# WRITTEN TASK:
Out of the lines below, please list those that hold the string "Move".

# GIVEN INFORMATION:
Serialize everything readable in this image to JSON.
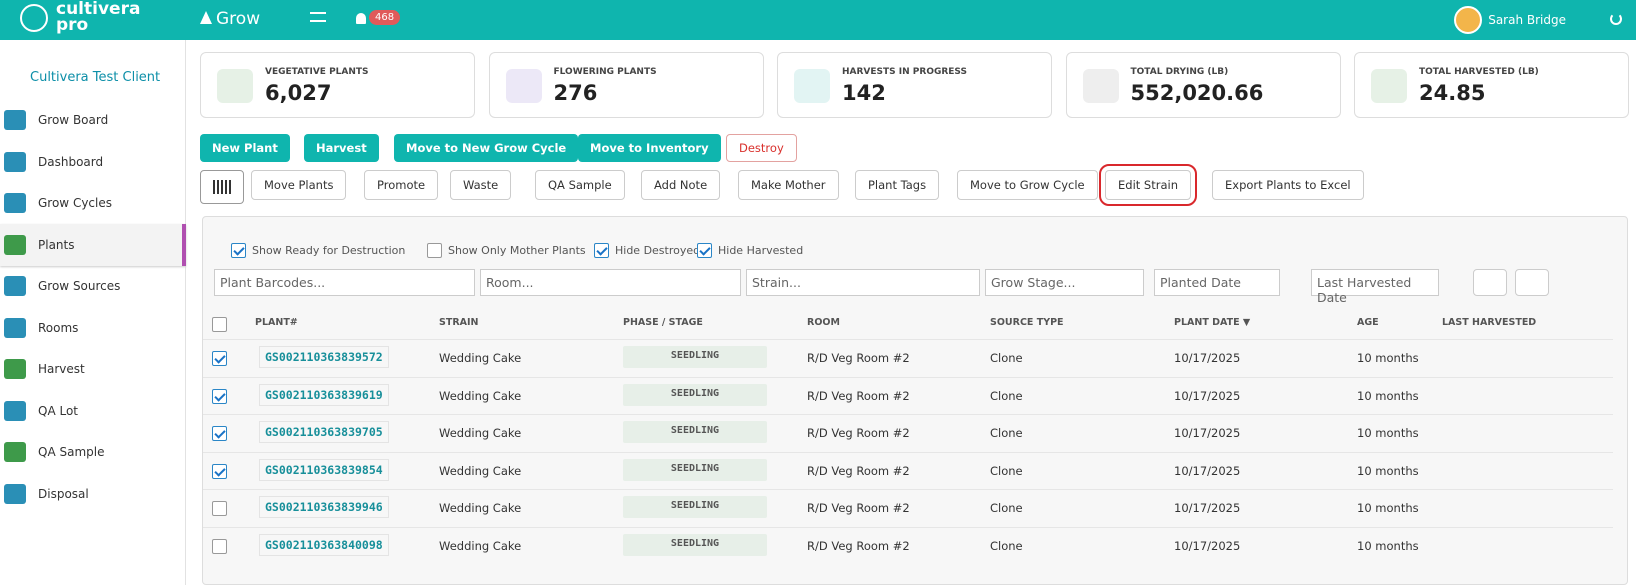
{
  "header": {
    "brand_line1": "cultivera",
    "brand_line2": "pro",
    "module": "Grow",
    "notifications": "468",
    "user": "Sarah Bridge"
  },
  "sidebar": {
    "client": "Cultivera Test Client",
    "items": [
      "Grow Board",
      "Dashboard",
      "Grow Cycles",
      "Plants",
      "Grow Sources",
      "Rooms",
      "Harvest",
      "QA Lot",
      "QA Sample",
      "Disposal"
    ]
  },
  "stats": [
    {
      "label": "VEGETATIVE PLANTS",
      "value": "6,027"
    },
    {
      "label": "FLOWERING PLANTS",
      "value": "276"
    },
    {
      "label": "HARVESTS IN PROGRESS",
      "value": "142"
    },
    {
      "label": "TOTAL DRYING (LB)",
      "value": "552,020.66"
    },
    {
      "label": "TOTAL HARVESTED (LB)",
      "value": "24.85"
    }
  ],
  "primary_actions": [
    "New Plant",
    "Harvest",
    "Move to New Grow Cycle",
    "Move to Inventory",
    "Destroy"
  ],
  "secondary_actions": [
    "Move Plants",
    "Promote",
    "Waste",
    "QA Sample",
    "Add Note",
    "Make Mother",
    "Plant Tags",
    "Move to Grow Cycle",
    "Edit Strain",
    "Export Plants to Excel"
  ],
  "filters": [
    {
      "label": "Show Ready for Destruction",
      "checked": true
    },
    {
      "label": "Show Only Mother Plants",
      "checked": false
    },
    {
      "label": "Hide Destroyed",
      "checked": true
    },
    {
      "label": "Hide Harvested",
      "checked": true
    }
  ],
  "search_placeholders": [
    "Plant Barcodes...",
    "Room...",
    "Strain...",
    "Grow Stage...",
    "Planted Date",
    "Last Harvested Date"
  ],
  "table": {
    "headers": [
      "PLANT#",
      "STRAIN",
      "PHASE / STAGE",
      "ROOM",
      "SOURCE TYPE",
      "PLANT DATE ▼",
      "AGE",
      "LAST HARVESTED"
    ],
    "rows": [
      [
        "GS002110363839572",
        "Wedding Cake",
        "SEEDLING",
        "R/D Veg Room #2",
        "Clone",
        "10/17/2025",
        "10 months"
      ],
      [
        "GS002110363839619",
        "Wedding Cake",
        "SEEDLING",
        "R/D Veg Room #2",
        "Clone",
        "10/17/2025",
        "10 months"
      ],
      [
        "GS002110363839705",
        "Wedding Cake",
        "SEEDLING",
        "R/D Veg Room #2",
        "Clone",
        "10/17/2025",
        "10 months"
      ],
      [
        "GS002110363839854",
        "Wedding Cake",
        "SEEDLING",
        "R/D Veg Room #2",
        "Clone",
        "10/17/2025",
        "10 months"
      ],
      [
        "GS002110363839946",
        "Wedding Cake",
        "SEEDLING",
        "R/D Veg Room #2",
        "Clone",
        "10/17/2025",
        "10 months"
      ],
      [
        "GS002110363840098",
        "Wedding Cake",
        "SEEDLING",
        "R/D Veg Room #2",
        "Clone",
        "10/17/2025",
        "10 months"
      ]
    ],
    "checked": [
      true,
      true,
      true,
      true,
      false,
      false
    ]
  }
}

# WRITTEN SOLUTION:
    "Move to New Grow Cycle",
    "Move to Inventory",
    "Move Plants",
    "Move to Grow Cycle",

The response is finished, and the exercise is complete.